EXERCISE DESCRIPTION
Which lines hold the word "this"? Copy each of them from the material.

Stored data entries

..........

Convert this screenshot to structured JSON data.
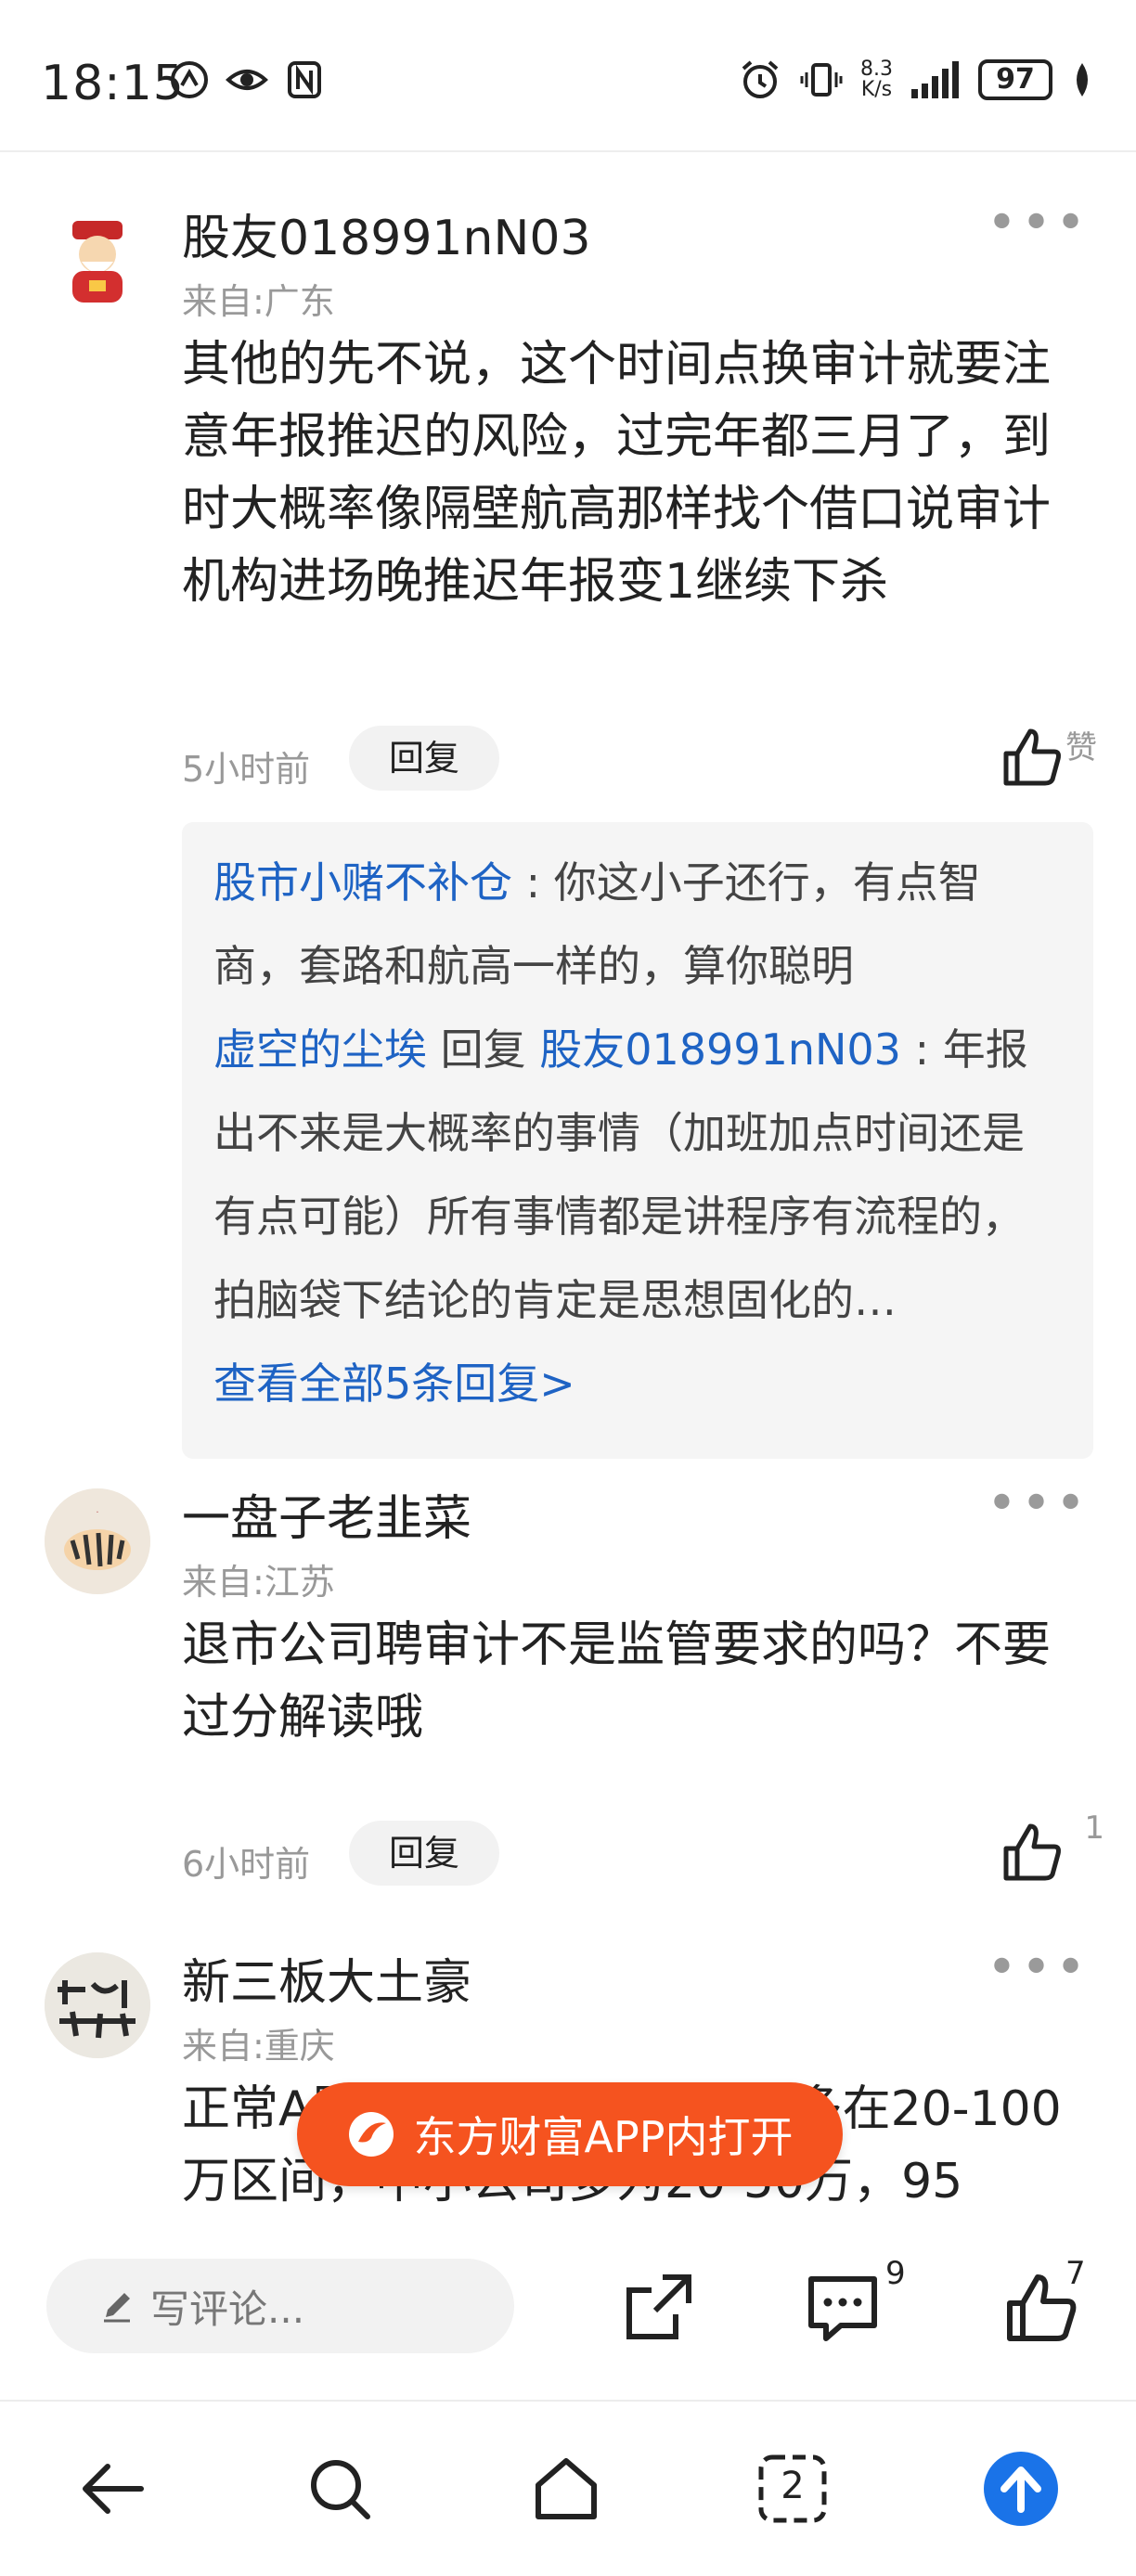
{
  "status_bar": {
    "time": "18:15",
    "net_speed_value": "8.3",
    "net_speed_unit": "K/s",
    "battery": "97"
  },
  "comments": [
    {
      "username": "股友018991nN03",
      "location": "来自:广东",
      "text": "其他的先不说，这个时间点换审计就要注意年报推迟的风险，过完年都三月了，到时大概率像隔壁航高那样找个借口说审计机构进场晚推迟年报变1继续下杀",
      "time": "5小时前",
      "reply_label": "回复",
      "like_label": "赞",
      "replies": [
        {
          "author": "股市小赌不补仓",
          "text": " : 你这小子还行，有点智商，套路和航高一样的，算你聪明"
        },
        {
          "author": "虚空的尘埃",
          "reply_word": " 回复 ",
          "target": "股友018991nN03",
          "text": " : 年报出不来是大概率的事情（加班加点时间还是有点可能）所有事情都是讲程序有流程的，拍脑袋下结论的肯定是思想固化的…"
        }
      ],
      "view_all": "查看全部5条回复>"
    },
    {
      "username": "一盘子老韭菜",
      "location": "来自:江苏",
      "text": "退市公司聘审计不是监管要求的吗？不要过分解读哦",
      "time": "6小时前",
      "reply_label": "回复",
      "like_count": "1"
    },
    {
      "username": "新三板大土豪",
      "location": "来自:重庆",
      "text": "正常A股上市公司年报审计费多在20-100万区间，中小公司多为20-50万，95"
    }
  ],
  "open_app_label": "东方财富APP内打开",
  "comment_bar": {
    "placeholder": "写评论...",
    "comment_count": "9",
    "like_count": "7"
  },
  "nav": {
    "tabs_count": "2"
  },
  "colors": {
    "accent_orange": "#f5531f",
    "link_blue": "#1e63c4",
    "nav_blue": "#1a73e8"
  }
}
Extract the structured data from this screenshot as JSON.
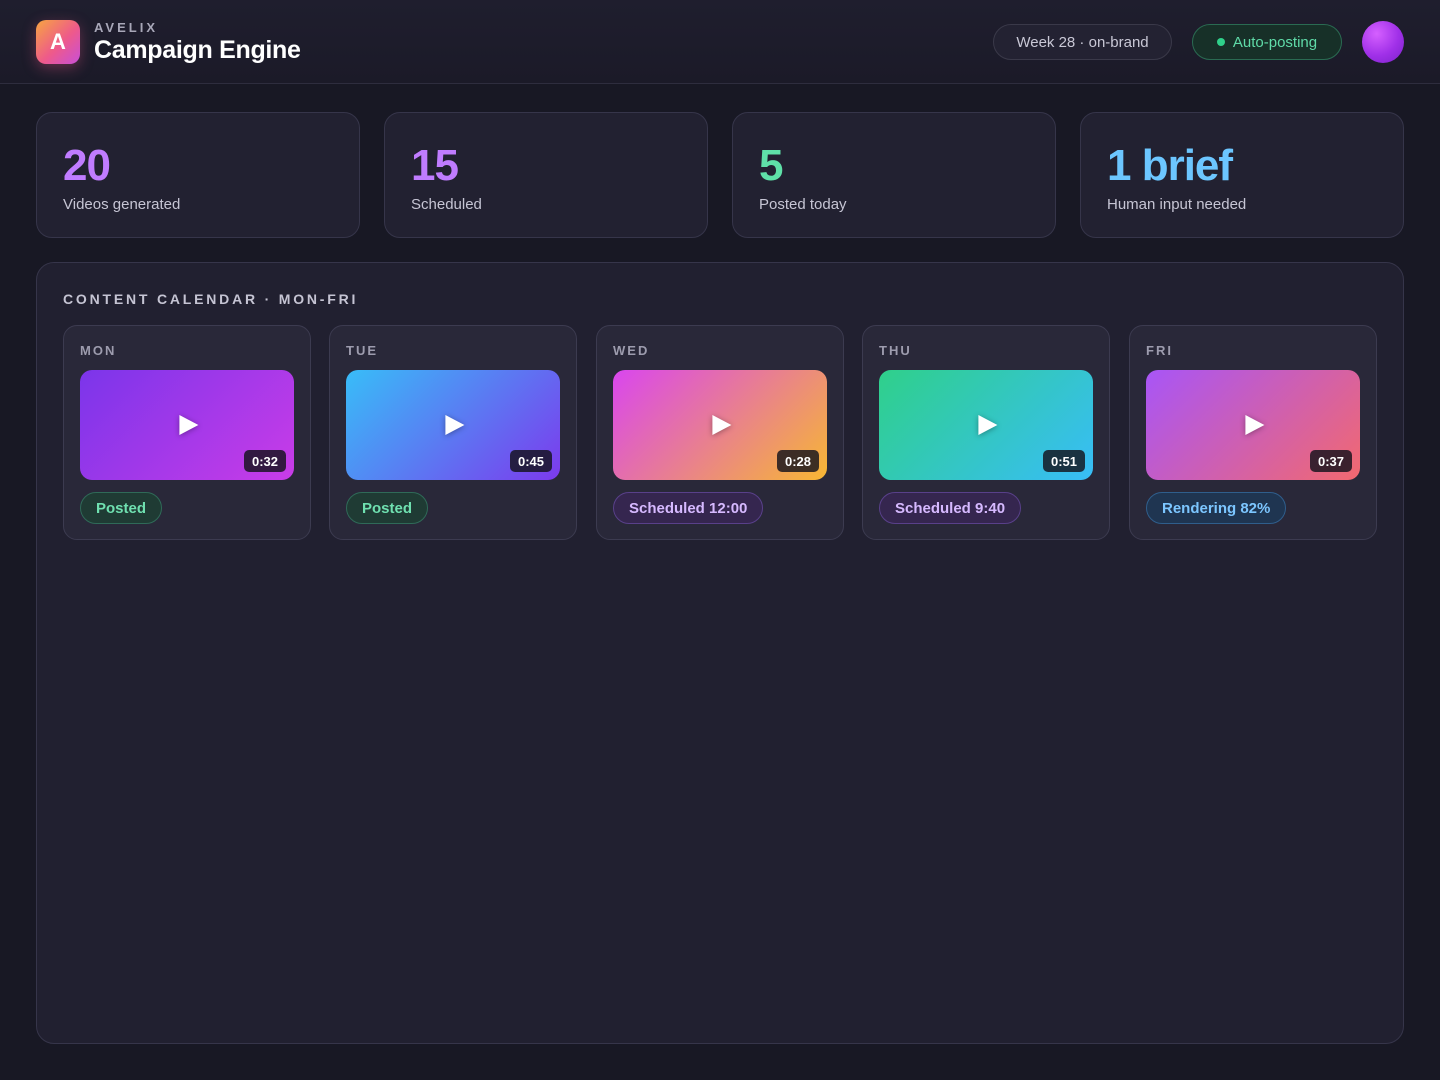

..........

THE REPLY
Convert this screenshot to structured JSON data.
Extract the structured data from this screenshot as JSON.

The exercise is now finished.